The request ->
Take each line containing "color" and report it exactly as written.

[Records that describe figures]
•••••
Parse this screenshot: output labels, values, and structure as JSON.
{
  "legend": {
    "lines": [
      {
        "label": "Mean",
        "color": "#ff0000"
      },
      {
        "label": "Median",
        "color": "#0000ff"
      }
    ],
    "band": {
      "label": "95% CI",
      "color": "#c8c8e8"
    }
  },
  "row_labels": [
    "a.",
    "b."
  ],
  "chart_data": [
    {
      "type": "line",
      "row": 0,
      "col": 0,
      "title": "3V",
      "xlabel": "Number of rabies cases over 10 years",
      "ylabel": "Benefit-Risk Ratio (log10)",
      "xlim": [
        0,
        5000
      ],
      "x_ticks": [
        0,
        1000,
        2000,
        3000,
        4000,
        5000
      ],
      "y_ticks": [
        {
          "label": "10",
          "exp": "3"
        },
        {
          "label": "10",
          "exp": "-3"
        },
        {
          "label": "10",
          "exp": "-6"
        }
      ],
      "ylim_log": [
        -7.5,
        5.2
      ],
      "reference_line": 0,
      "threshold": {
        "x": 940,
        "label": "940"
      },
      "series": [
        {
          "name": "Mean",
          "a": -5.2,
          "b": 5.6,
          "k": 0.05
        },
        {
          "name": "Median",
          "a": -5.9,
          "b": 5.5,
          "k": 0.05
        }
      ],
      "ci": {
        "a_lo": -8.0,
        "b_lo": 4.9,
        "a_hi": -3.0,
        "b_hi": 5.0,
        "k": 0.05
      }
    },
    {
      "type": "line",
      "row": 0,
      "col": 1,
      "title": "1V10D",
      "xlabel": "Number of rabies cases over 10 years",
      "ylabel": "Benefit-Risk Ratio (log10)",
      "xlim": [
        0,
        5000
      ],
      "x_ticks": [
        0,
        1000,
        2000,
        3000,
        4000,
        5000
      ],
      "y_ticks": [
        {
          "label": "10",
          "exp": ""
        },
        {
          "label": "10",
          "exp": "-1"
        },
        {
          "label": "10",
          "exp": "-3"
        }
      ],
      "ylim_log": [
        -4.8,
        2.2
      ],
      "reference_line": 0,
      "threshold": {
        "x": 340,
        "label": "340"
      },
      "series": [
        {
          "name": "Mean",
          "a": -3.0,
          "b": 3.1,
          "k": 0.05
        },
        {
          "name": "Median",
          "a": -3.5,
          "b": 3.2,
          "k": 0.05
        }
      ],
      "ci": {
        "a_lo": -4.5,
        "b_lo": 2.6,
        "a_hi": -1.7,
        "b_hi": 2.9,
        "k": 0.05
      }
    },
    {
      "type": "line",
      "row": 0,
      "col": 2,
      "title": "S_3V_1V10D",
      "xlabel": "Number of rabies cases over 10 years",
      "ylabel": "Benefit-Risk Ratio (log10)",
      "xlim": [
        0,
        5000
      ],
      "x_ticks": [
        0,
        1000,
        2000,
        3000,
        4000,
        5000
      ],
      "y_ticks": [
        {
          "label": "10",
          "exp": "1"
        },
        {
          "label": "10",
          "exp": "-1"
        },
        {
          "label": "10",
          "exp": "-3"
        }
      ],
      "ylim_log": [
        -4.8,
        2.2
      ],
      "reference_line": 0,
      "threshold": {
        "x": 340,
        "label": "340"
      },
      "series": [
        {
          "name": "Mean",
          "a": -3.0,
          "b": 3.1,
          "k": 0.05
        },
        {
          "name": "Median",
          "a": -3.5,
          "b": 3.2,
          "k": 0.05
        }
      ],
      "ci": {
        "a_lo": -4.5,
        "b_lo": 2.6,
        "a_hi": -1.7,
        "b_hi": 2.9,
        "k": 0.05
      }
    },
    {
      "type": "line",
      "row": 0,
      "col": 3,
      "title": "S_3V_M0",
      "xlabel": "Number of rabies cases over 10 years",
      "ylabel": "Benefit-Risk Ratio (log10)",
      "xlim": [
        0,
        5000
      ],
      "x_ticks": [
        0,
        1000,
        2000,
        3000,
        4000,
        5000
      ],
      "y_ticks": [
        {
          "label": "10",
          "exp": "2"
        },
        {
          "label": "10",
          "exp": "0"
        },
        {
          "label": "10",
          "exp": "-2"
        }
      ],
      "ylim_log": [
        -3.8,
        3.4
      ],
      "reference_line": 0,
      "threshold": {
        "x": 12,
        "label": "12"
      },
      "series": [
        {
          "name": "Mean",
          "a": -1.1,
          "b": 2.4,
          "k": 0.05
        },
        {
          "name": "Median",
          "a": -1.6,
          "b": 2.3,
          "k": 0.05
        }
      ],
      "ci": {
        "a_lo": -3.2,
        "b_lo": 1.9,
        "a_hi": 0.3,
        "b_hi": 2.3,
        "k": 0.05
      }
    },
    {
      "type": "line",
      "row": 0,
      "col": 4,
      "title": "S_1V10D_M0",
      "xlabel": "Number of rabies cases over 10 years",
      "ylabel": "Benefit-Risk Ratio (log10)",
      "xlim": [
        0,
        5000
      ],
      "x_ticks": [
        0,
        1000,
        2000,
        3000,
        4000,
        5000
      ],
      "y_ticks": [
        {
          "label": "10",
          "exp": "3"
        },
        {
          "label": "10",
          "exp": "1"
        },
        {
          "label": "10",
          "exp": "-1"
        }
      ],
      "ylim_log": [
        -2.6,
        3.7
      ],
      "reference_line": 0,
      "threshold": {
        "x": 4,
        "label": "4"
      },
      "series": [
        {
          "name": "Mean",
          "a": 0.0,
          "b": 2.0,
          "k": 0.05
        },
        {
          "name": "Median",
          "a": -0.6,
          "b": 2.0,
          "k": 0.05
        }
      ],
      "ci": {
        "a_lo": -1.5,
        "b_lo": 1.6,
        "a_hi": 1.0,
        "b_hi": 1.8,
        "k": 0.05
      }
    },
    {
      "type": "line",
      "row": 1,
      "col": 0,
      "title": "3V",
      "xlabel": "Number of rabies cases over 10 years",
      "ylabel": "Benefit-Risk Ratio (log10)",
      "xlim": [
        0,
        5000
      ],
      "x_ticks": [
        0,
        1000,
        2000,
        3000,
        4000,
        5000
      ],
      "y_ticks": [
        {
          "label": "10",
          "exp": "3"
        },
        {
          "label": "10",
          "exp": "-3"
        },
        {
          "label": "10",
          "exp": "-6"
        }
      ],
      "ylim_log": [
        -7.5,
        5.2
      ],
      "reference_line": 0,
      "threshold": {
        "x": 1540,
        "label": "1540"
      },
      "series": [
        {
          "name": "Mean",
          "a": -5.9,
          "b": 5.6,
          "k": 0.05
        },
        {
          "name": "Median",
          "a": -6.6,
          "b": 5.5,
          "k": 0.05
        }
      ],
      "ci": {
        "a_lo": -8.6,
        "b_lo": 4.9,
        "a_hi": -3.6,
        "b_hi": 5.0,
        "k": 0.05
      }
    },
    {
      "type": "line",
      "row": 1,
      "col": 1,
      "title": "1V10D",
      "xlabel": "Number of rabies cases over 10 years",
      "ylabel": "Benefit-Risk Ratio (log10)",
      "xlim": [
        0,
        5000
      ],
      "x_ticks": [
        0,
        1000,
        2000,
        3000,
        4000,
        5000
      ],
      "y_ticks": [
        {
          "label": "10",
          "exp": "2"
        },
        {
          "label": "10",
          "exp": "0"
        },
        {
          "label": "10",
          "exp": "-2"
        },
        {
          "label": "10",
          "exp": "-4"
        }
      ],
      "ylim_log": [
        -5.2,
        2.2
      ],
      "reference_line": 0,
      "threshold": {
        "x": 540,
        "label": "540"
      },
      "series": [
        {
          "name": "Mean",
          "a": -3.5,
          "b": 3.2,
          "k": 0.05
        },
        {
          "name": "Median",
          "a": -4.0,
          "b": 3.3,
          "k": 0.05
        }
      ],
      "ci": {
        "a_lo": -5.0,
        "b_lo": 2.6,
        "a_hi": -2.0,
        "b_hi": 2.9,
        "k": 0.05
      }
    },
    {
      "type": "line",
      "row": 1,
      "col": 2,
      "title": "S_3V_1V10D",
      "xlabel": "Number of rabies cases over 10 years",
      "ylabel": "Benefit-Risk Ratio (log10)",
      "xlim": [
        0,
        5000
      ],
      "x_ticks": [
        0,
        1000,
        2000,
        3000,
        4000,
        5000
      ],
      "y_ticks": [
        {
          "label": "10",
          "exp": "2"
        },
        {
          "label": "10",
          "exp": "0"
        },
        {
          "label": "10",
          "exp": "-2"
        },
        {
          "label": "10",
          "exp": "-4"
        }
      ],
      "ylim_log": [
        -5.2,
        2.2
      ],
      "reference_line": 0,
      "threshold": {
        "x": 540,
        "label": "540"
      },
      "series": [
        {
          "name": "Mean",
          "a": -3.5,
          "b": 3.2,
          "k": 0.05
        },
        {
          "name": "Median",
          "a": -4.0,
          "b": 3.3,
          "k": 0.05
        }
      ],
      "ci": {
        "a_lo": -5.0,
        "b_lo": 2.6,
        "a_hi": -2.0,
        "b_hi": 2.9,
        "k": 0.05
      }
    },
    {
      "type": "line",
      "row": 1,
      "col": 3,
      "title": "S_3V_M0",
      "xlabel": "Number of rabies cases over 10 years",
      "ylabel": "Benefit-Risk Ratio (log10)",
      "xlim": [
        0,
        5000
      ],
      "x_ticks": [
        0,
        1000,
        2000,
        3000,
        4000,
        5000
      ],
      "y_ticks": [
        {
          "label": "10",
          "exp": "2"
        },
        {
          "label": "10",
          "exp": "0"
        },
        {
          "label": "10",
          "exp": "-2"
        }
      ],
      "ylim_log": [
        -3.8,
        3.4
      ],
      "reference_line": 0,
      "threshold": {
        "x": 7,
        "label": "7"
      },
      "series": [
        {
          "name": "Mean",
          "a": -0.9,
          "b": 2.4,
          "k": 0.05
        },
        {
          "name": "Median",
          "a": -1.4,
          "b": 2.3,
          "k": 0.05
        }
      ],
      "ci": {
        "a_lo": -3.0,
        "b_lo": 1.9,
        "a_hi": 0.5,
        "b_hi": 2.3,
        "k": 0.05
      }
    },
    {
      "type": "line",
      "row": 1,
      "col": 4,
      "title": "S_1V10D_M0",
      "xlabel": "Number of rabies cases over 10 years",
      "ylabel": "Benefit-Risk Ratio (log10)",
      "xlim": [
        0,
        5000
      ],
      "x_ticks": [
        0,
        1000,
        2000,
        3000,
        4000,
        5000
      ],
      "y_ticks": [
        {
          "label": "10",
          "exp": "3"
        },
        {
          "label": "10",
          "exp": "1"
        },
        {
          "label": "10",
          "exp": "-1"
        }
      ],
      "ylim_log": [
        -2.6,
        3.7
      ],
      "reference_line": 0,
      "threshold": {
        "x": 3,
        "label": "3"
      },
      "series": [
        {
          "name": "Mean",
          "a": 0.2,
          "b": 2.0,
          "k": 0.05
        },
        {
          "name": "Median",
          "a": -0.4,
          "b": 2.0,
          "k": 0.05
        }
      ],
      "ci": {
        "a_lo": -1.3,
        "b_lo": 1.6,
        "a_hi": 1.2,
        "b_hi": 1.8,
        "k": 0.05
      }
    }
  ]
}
•••••
Solution to this problem ->
        "color": "#ff0000"
        "color": "#0000ff"
      "color": "#c8c8e8"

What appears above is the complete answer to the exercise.